[Brief]: Pull every line with the word "rates" out of the entries below.

[Dataset rows]:
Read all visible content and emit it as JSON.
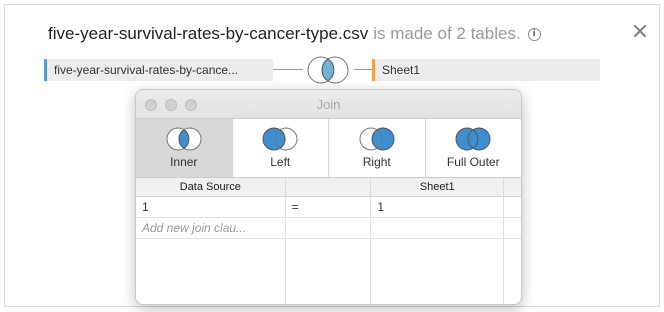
{
  "header": {
    "filename": "five-year-survival-rates-by-cancer-type.csv",
    "suffix": "is made of 2 tables.",
    "info_icon": "info-icon",
    "close_icon": "close-icon"
  },
  "tables": {
    "left": "five-year-survival-rates-by-cance...",
    "right": "Sheet1"
  },
  "dialog": {
    "title": "Join",
    "join_types": [
      {
        "label": "Inner",
        "icon": "venn-inner-icon",
        "selected": true
      },
      {
        "label": "Left",
        "icon": "venn-left-icon",
        "selected": false
      },
      {
        "label": "Right",
        "icon": "venn-right-icon",
        "selected": false
      },
      {
        "label": "Full Outer",
        "icon": "venn-full-outer-icon",
        "selected": false
      }
    ],
    "grid": {
      "headers": [
        "Data Source",
        "",
        "Sheet1",
        ""
      ],
      "rows": [
        {
          "left": "1",
          "op": "=",
          "right": "1"
        }
      ],
      "placeholder": "Add new join clau..."
    }
  },
  "colors": {
    "venn_blue": "#3d8fd1",
    "venn_inner_fill": "#6fb2d6",
    "left_accent": "#5a9bd5",
    "right_accent": "#f0a050"
  }
}
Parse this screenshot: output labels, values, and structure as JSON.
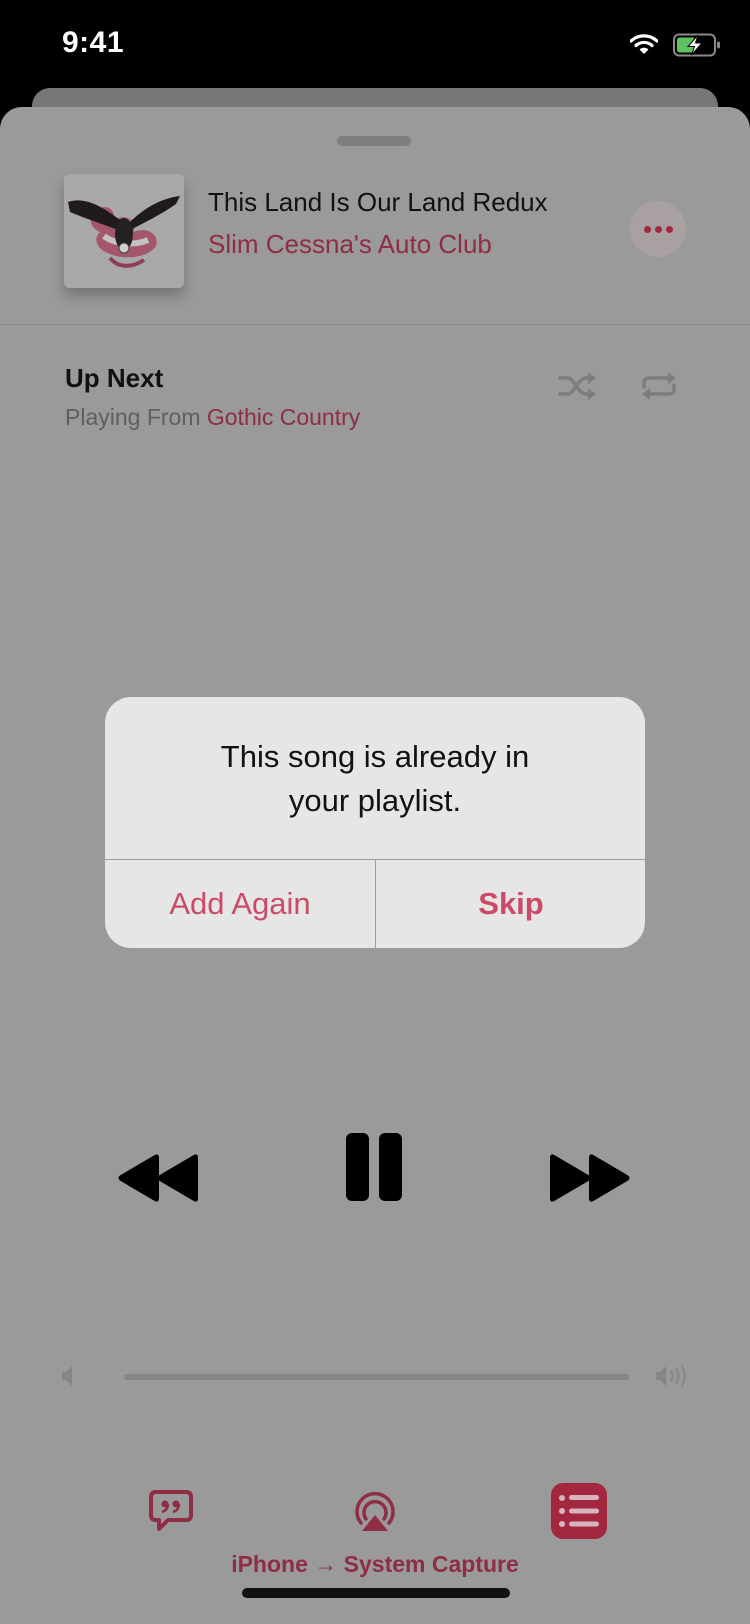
{
  "status_bar": {
    "time": "9:41",
    "wifi_icon": "wifi-icon",
    "battery_icon": "battery-charging-icon",
    "battery_level": 0.5,
    "charging": true
  },
  "now_playing": {
    "track_title": "This Land Is Our Land Redux",
    "artist": "Slim Cessna's Auto Club",
    "more_icon": "ellipsis-icon"
  },
  "up_next": {
    "title": "Up Next",
    "playing_from_prefix": "Playing From ",
    "playing_from_source": "Gothic Country",
    "shuffle_icon": "shuffle-icon",
    "repeat_icon": "repeat-icon"
  },
  "transport": {
    "previous_icon": "rewind-icon",
    "play_pause_icon": "pause-icon",
    "next_icon": "fast-forward-icon"
  },
  "volume": {
    "low_icon": "speaker-low-icon",
    "high_icon": "speaker-high-icon"
  },
  "bottom_bar": {
    "lyrics_icon": "lyrics-quote-icon",
    "airplay_icon": "airplay-audio-icon",
    "queue_icon": "queue-list-icon",
    "output_label": "iPhone → System Capture"
  },
  "alert": {
    "message": "This song is already in your playlist.",
    "buttons": [
      {
        "label": "Add Again",
        "style": "default"
      },
      {
        "label": "Skip",
        "style": "preferred"
      }
    ]
  },
  "colors": {
    "accent": "#cc4a66",
    "accent_dimmed": "#8e2d44",
    "dim_overlay_bg": "#9a9a9a",
    "alert_bg": "#e6e6e6"
  }
}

[Response below]:
    "filename": "five-year-survival-rates-by-cancer-type.csv",
    "left": "five-year-survival-rates-by-cance...",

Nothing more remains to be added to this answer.